◆ Passage given:
* Begin *

As has been our tradition for the past nine years, Becky and I went to PNC Park today for the Pirates home opener. As I continue to recover from runner's knee I've taken to walking on the lighter surface of the treadmill and this morning was no different.
As we walked across the Clemente Bridge today and saw the banner draped over the bridge with the Pittsburgh Marathon on it, I questioned how stupid it will be for me to attempt to run a half-marathon in just under three weeks. I know I shouldn't, but something tells me that I can hold myself back from running it competitively and simply move myself over the 13.1 miles at an easy and relaxing pace. I question deep within whether or not I can do that. I always have the best of intentions, but my competitive fires burn very hot.
Part of me feels like the best thing to do would be to simply back out altogether. But part of me wants to experience Pittsburgh so badly. I waited for years for the marathon to come back. It kills me that I can't do the full marathon this year, and I at least want to do the half. Having only run just over 24 miles this year so far, the wise thing to do would be to back out. I have no idea when I might try running again; although this Thursday is my plan. The knee is feeling better but there is still some pain in there going down steps. I can squat a little further which is a good gauge. My issue is time. But then again....I'm a runner. Time is always an issue for me.

* End *

[Region annotation records]

* Begin *

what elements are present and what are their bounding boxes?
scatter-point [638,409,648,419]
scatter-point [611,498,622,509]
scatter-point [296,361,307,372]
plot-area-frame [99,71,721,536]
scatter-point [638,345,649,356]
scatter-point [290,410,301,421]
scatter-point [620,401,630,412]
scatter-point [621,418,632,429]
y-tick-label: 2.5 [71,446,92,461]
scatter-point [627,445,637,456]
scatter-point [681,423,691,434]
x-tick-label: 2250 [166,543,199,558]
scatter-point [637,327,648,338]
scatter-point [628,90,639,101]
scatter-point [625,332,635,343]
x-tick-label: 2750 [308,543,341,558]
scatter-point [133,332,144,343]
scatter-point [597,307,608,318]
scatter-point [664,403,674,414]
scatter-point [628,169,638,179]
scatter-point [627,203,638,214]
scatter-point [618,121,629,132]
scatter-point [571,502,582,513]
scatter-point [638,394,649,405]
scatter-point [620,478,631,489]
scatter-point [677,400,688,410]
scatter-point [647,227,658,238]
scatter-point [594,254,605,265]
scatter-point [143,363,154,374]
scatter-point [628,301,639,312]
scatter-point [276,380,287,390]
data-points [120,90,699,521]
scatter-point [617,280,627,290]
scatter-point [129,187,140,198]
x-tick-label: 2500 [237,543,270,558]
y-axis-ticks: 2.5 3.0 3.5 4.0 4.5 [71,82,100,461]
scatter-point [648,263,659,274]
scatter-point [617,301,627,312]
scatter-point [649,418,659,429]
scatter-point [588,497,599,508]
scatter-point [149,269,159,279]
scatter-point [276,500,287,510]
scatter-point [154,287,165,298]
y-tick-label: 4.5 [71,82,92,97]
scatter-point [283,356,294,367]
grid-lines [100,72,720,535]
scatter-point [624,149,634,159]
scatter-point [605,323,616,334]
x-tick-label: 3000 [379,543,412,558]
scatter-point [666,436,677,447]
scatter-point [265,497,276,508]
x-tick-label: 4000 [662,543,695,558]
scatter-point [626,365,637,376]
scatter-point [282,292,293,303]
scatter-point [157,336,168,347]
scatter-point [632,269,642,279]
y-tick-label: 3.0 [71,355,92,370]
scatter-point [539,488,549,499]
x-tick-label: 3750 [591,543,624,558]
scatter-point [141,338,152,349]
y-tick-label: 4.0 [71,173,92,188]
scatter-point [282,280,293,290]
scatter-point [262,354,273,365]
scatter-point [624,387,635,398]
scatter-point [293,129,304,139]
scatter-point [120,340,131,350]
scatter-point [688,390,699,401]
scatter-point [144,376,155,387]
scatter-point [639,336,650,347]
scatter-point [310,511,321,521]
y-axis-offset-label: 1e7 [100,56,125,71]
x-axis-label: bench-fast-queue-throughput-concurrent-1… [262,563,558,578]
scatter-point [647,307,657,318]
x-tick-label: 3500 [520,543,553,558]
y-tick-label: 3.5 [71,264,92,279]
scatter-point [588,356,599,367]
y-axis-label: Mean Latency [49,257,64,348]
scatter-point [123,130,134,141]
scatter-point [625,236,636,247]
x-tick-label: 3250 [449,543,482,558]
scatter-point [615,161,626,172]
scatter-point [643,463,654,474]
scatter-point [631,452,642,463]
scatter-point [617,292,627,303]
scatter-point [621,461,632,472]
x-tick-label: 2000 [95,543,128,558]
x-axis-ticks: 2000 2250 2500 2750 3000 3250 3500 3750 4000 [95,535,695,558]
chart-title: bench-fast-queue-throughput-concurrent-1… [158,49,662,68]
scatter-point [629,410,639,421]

* End *

◆ The request:
According to the passage about the Pirates home opener, for how many years has the tradition of attending the opener lasted?

◆ Response:
Nine years.